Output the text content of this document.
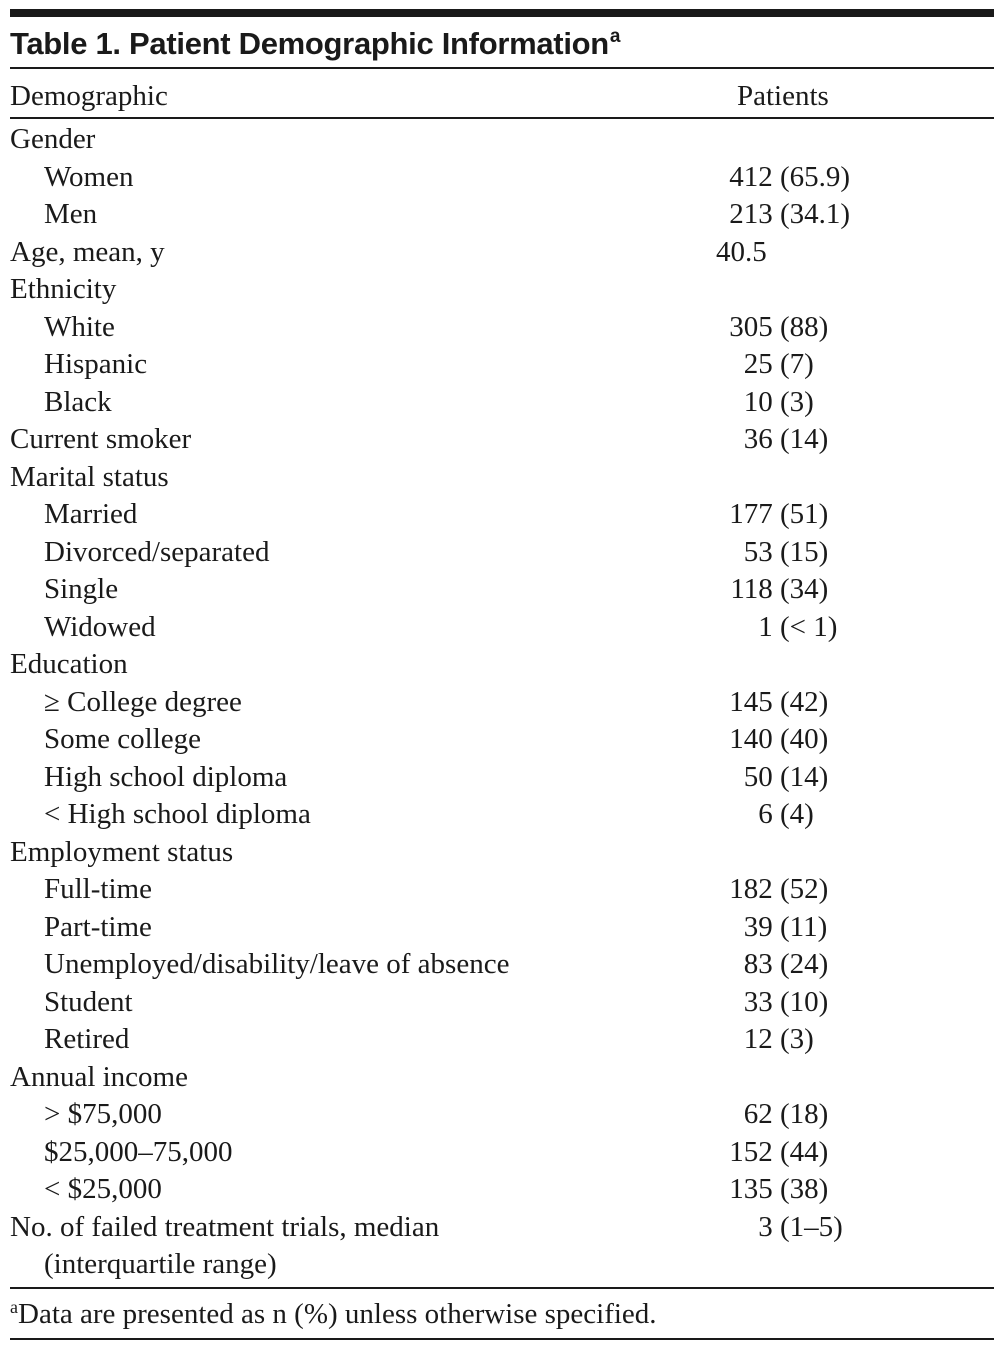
Table 1. Patient Demographic Information$^a$
Demographic	Patients
Gender
Women	412 (65.9)
Men	213 (34.1)
Age, mean, y	40.5
Ethnicity
White	305 (88)
Hispanic	25 (7)
Black	10 (3)
Current smoker	36 (14)
Marital status
Married	177 (51)
Divorced/separated	53 (15)
Single	118 (34)
Widowed	1 (< 1)
Education
≥ College degree	145 (42)
Some college	140 (40)
High school diploma	50 (14)
< High school diploma	6 (4)
Employment status
Full-time	182 (52)
Part-time	39 (11)
Unemployed/disability/leave of absence	83 (24)
Student	33 (10)
Retired	12 (3)
Annual income
> $75,000	62 (18)
$25,000–75,000	152 (44)
< $25,000	135 (38)
No. of failed treatment trials, median	3 (1–5)
(interquartile range)
$^a$Data are presented as n (%) unless otherwise specified.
━━━━━━━━━━━━━━━━
EXERCISE REQUIREMENTS
When you restate the listing above, give each line word for word but leave out every image.

RESPONSE TO THE TASK
Output the text content of this document.
Table 1. Patient Demographic Information$^a$
Demographic	Patients
Gender
Women	412 (65.9)
Men	213 (34.1)
Age, mean, y	40.5
Ethnicity
White	305 (88)
Hispanic	25 (7)
Black	10 (3)
Current smoker	36 (14)
Marital status
Married	177 (51)
Divorced/separated	53 (15)
Single	118 (34)
Widowed	1 (< 1)
Education
≥ College degree	145 (42)
Some college	140 (40)
High school diploma	50 (14)
< High school diploma	6 (4)
Employment status
Full-time	182 (52)
Part-time	39 (11)
Unemployed/disability/leave of absence	83 (24)
Student	33 (10)
Retired	12 (3)
Annual income
> $75,000	62 (18)
$25,000–75,000	152 (44)
< $25,000	135 (38)
No. of failed treatment trials, median	3 (1–5)
(interquartile range)
$^a$Data are presented as n (%) unless otherwise specified.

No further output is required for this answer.